### Given information:
########################################

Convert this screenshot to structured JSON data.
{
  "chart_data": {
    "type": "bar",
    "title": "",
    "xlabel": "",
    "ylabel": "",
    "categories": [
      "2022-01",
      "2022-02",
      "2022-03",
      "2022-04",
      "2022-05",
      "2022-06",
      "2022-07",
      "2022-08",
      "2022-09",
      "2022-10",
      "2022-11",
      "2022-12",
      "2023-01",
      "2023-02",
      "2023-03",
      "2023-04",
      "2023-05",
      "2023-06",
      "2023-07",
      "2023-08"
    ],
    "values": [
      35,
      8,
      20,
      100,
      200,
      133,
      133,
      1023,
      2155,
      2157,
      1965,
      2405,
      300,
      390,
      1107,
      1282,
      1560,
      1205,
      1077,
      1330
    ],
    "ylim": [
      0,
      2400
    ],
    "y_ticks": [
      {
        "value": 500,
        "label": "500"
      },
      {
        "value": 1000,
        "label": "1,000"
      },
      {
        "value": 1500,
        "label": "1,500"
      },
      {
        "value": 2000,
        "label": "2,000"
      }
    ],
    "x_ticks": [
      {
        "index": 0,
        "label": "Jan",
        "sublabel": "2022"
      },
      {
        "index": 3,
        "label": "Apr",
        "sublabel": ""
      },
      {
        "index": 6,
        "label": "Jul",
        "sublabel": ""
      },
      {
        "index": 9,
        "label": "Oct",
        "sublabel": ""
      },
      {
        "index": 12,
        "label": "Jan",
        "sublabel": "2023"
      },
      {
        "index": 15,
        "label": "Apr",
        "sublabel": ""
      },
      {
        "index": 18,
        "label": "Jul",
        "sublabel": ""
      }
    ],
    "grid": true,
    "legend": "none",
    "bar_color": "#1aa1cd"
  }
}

########################################

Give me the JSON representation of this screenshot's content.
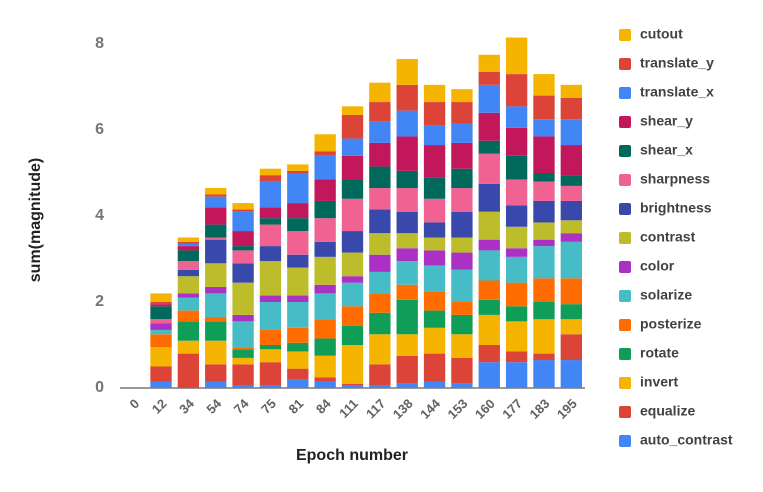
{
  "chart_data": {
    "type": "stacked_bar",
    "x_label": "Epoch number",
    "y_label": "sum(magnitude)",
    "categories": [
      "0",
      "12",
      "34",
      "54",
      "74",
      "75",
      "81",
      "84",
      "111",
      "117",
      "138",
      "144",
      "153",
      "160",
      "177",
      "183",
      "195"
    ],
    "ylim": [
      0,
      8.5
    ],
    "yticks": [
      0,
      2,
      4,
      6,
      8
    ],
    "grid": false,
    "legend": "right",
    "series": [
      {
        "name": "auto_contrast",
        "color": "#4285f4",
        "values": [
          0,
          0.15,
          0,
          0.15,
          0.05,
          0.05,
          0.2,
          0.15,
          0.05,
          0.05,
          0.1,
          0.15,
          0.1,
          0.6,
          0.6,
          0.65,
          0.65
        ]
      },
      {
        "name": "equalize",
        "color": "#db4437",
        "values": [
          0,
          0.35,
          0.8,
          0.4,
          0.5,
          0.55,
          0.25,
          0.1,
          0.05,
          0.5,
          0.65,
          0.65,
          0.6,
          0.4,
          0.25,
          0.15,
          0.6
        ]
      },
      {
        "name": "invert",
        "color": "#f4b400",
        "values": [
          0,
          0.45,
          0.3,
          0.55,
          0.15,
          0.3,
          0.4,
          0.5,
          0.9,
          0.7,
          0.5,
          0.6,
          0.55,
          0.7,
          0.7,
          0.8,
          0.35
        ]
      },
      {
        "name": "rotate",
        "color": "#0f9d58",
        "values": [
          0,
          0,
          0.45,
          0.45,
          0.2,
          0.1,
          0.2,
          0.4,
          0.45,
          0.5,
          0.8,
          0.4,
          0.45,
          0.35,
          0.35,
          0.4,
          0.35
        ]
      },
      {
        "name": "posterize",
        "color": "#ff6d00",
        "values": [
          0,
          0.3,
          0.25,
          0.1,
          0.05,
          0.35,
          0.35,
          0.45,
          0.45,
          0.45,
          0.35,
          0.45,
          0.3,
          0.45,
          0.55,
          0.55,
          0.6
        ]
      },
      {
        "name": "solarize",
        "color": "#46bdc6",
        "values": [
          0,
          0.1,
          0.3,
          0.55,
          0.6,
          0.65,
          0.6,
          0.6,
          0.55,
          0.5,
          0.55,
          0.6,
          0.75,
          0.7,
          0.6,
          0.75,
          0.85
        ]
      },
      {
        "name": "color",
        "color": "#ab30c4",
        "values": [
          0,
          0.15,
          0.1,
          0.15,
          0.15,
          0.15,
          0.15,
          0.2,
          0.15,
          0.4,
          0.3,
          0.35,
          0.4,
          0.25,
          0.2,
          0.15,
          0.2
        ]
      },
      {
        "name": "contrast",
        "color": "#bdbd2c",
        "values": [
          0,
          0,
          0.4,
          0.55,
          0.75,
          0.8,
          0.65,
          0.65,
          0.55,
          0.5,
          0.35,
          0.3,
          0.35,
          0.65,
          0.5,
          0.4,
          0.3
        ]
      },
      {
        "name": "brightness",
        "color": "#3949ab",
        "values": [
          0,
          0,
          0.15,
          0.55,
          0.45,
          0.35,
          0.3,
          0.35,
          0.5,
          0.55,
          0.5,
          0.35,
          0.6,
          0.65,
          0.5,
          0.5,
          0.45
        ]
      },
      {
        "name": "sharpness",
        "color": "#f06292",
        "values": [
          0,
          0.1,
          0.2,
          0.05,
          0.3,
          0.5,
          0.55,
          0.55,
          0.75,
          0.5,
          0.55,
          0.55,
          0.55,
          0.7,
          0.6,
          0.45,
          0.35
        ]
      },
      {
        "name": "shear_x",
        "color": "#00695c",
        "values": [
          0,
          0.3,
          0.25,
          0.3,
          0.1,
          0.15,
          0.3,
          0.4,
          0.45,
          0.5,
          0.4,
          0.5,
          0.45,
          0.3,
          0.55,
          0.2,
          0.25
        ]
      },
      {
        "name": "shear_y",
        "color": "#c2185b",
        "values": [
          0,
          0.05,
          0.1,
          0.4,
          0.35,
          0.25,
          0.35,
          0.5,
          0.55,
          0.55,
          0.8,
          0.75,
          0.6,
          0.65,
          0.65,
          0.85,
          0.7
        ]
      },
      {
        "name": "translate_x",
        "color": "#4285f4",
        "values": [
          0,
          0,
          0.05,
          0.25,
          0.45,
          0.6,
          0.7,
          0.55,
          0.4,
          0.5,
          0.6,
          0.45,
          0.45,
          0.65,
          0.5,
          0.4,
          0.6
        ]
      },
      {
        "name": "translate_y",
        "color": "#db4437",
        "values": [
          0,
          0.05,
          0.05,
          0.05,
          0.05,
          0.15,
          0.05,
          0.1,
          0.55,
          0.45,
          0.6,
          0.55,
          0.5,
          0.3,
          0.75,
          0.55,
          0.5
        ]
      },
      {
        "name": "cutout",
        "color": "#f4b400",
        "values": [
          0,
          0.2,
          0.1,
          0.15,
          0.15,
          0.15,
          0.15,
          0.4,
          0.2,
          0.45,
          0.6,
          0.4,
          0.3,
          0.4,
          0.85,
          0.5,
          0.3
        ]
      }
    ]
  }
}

########################################

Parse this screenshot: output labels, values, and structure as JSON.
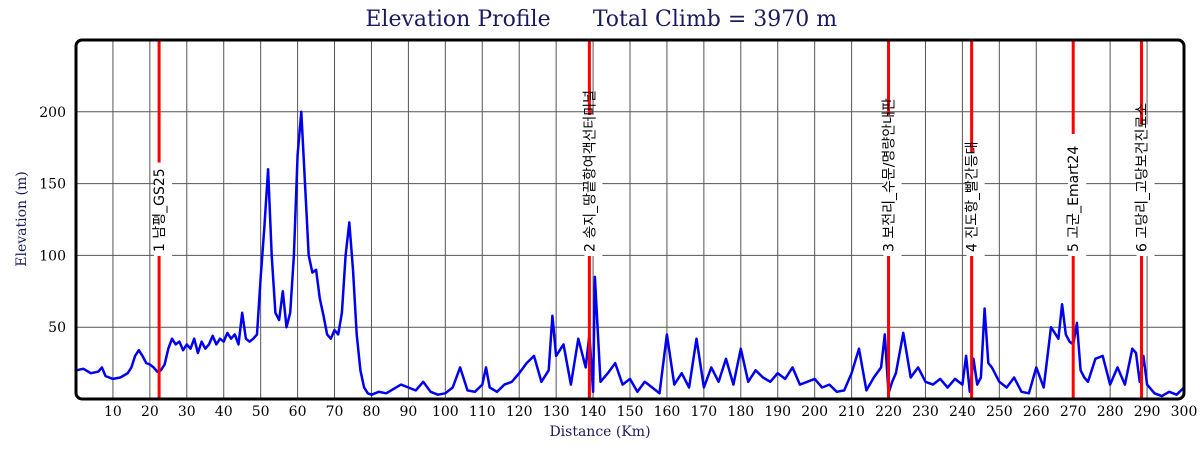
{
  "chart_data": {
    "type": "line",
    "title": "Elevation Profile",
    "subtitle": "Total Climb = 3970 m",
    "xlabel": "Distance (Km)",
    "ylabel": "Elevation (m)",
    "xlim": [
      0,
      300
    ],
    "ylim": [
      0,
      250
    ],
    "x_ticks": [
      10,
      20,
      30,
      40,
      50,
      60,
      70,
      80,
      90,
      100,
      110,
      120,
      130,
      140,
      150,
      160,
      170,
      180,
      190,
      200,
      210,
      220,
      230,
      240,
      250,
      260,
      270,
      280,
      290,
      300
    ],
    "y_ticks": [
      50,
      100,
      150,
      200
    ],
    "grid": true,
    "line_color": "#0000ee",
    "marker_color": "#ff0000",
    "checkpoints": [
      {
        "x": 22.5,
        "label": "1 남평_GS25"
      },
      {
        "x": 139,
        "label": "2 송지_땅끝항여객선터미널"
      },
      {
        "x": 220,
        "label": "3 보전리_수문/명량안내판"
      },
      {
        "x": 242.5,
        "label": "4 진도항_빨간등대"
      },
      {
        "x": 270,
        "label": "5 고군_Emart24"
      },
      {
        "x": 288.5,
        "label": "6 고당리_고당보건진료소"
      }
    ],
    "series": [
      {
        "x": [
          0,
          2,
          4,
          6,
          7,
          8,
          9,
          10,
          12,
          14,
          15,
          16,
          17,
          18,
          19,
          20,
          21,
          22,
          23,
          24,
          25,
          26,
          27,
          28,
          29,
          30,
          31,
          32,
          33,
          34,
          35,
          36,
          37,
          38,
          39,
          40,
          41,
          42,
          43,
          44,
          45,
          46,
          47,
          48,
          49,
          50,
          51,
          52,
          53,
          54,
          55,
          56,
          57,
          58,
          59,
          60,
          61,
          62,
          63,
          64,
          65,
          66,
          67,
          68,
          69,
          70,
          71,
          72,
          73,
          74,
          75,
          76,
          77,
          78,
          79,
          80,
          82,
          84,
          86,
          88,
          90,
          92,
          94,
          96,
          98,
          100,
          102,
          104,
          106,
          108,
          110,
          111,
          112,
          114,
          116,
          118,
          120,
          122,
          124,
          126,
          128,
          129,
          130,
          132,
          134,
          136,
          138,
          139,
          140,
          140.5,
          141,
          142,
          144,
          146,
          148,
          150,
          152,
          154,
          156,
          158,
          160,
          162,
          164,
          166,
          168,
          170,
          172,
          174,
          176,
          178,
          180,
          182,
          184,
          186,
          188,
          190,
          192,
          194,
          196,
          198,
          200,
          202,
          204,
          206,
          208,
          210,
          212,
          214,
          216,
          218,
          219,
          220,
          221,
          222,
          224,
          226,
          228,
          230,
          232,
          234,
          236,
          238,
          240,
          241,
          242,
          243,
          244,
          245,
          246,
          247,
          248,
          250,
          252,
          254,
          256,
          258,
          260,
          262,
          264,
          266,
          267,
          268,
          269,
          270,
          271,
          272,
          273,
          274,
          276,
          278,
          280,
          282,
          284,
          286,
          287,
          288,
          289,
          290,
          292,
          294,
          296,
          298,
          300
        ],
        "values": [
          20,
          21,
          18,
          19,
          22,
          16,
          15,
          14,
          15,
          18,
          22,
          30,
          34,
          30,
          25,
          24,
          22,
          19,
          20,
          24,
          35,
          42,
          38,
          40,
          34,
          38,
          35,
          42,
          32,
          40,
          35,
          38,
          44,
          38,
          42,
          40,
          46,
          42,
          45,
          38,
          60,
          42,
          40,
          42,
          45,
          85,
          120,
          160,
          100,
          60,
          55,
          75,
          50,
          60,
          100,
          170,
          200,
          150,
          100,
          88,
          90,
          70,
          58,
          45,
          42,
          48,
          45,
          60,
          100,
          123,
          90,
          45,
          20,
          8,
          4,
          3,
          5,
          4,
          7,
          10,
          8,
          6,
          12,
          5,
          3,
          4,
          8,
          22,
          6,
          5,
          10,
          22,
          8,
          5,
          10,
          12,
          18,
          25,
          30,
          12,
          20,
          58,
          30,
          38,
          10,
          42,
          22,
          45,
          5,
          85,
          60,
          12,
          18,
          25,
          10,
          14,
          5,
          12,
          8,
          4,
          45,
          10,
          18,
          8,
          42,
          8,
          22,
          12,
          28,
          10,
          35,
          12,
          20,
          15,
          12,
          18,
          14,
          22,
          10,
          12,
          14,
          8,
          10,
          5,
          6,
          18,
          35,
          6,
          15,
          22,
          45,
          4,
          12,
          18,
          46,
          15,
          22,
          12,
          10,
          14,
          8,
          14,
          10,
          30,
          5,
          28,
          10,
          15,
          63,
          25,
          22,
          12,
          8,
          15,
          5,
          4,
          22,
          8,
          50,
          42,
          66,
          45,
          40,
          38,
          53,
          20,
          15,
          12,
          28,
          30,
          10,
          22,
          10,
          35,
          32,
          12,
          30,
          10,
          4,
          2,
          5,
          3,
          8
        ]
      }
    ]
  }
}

########################################

### Work instructions:
Which lines hold the string "screenshot"? Copy all of them from the data above.

### Result for this task:
Convert this screenshot to structured JSON data.
Give me the JSON representation of this screenshot's content.
Parse this screenshot: output labels, values, and structure as JSON.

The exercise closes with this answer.